--- start Provided data ---

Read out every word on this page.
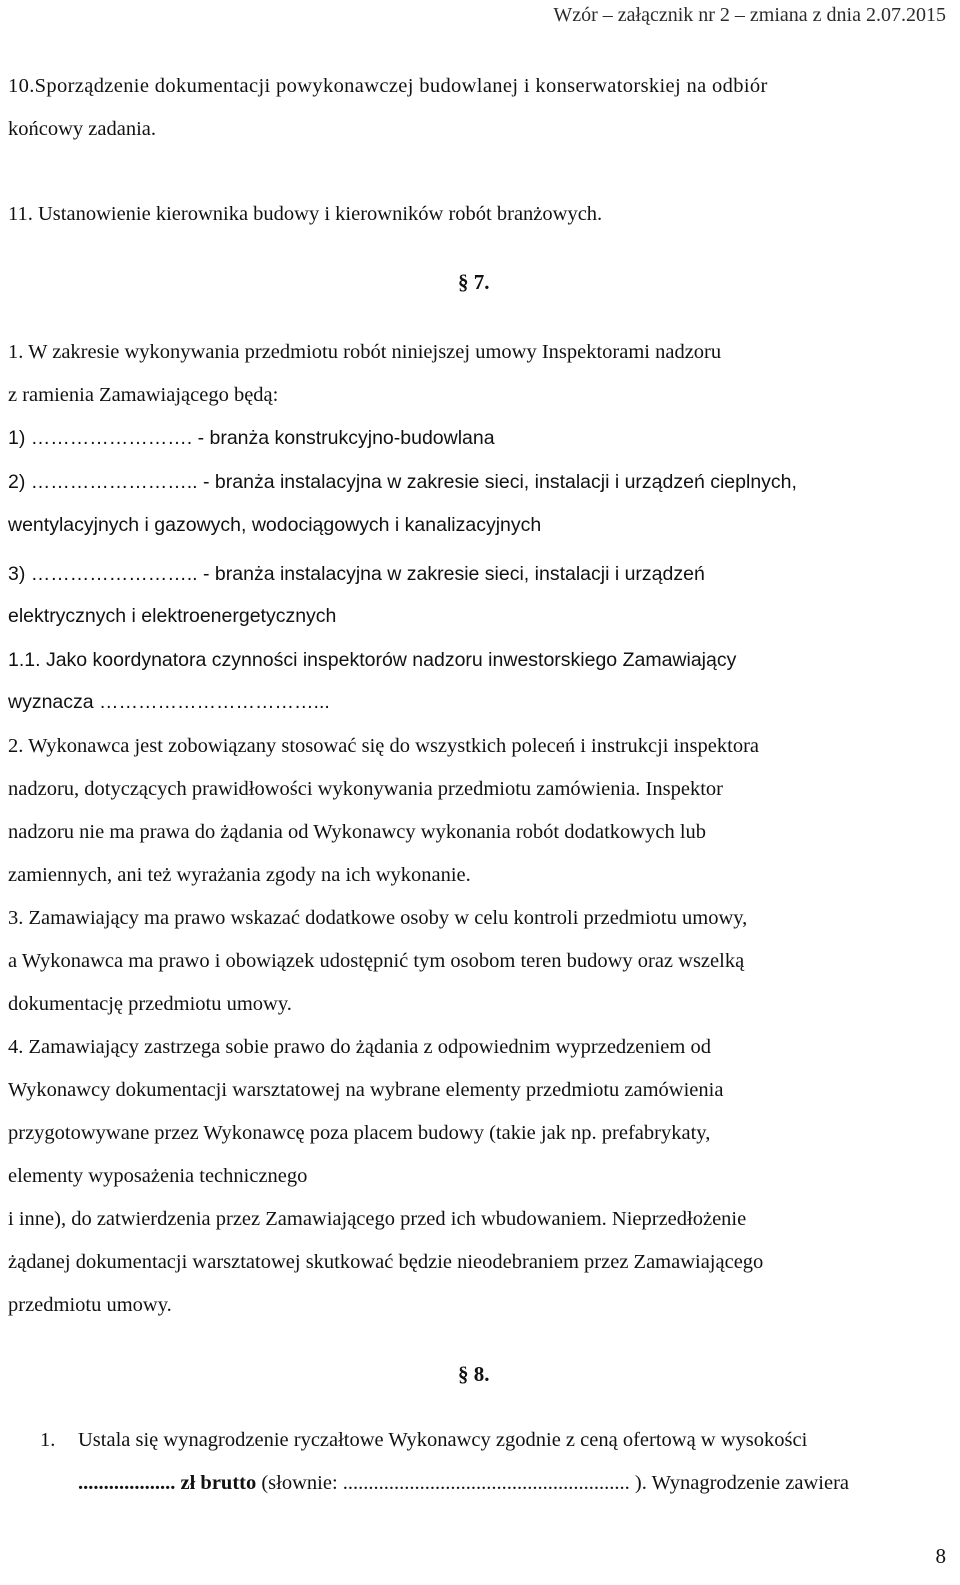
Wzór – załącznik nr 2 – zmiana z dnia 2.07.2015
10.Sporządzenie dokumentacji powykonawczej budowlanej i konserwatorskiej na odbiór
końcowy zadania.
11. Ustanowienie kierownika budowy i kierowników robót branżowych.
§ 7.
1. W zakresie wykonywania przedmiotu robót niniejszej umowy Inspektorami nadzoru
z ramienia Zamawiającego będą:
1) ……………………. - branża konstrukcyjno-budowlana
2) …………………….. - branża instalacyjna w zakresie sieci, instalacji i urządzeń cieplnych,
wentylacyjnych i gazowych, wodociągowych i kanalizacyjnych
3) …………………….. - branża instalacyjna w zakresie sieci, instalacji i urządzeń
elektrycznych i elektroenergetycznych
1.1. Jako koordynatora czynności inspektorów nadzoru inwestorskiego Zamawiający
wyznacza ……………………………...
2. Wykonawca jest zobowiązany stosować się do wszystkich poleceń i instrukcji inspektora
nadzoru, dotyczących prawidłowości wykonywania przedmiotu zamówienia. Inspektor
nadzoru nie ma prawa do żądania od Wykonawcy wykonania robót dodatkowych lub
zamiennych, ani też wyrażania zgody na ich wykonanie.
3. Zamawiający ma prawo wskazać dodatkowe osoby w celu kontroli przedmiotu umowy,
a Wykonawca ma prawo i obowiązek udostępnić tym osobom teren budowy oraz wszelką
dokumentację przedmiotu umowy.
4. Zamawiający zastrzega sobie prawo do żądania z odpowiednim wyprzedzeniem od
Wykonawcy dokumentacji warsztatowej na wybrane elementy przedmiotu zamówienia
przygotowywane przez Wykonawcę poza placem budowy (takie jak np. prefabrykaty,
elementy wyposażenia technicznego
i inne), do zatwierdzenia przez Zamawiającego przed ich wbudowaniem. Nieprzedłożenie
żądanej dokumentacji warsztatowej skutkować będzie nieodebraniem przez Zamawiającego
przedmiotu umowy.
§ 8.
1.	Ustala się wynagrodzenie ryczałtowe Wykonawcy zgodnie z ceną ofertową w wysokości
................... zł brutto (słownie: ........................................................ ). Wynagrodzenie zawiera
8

--- end Provided data ---

Description of the task:
Write out the full listing verbatim, excluding its pictures.

Result below:
Read out every word on this page.
Wzór – załącznik nr 2 – zmiana z dnia 2.07.2015
10.Sporządzenie dokumentacji powykonawczej budowlanej i konserwatorskiej na odbiór
końcowy zadania.
11. Ustanowienie kierownika budowy i kierowników robót branżowych.
§ 7.
1. W zakresie wykonywania przedmiotu robót niniejszej umowy Inspektorami nadzoru
z ramienia Zamawiającego będą:
1) ……………………. - branża konstrukcyjno-budowlana
2) …………………….. - branża instalacyjna w zakresie sieci, instalacji i urządzeń cieplnych,
wentylacyjnych i gazowych, wodociągowych i kanalizacyjnych
3) …………………….. - branża instalacyjna w zakresie sieci, instalacji i urządzeń
elektrycznych i elektroenergetycznych
1.1. Jako koordynatora czynności inspektorów nadzoru inwestorskiego Zamawiający
wyznacza ……………………………...
2. Wykonawca jest zobowiązany stosować się do wszystkich poleceń i instrukcji inspektora
nadzoru, dotyczących prawidłowości wykonywania przedmiotu zamówienia. Inspektor
nadzoru nie ma prawa do żądania od Wykonawcy wykonania robót dodatkowych lub
zamiennych, ani też wyrażania zgody na ich wykonanie.
3. Zamawiający ma prawo wskazać dodatkowe osoby w celu kontroli przedmiotu umowy,
a Wykonawca ma prawo i obowiązek udostępnić tym osobom teren budowy oraz wszelką
dokumentację przedmiotu umowy.
4. Zamawiający zastrzega sobie prawo do żądania z odpowiednim wyprzedzeniem od
Wykonawcy dokumentacji warsztatowej na wybrane elementy przedmiotu zamówienia
przygotowywane przez Wykonawcę poza placem budowy (takie jak np. prefabrykaty,
elementy wyposażenia technicznego
i inne), do zatwierdzenia przez Zamawiającego przed ich wbudowaniem. Nieprzedłożenie
żądanej dokumentacji warsztatowej skutkować będzie nieodebraniem przez Zamawiającego
przedmiotu umowy.
§ 8.
1.	Ustala się wynagrodzenie ryczałtowe Wykonawcy zgodnie z ceną ofertową w wysokości
................... zł brutto (słownie: ........................................................ ). Wynagrodzenie zawiera
8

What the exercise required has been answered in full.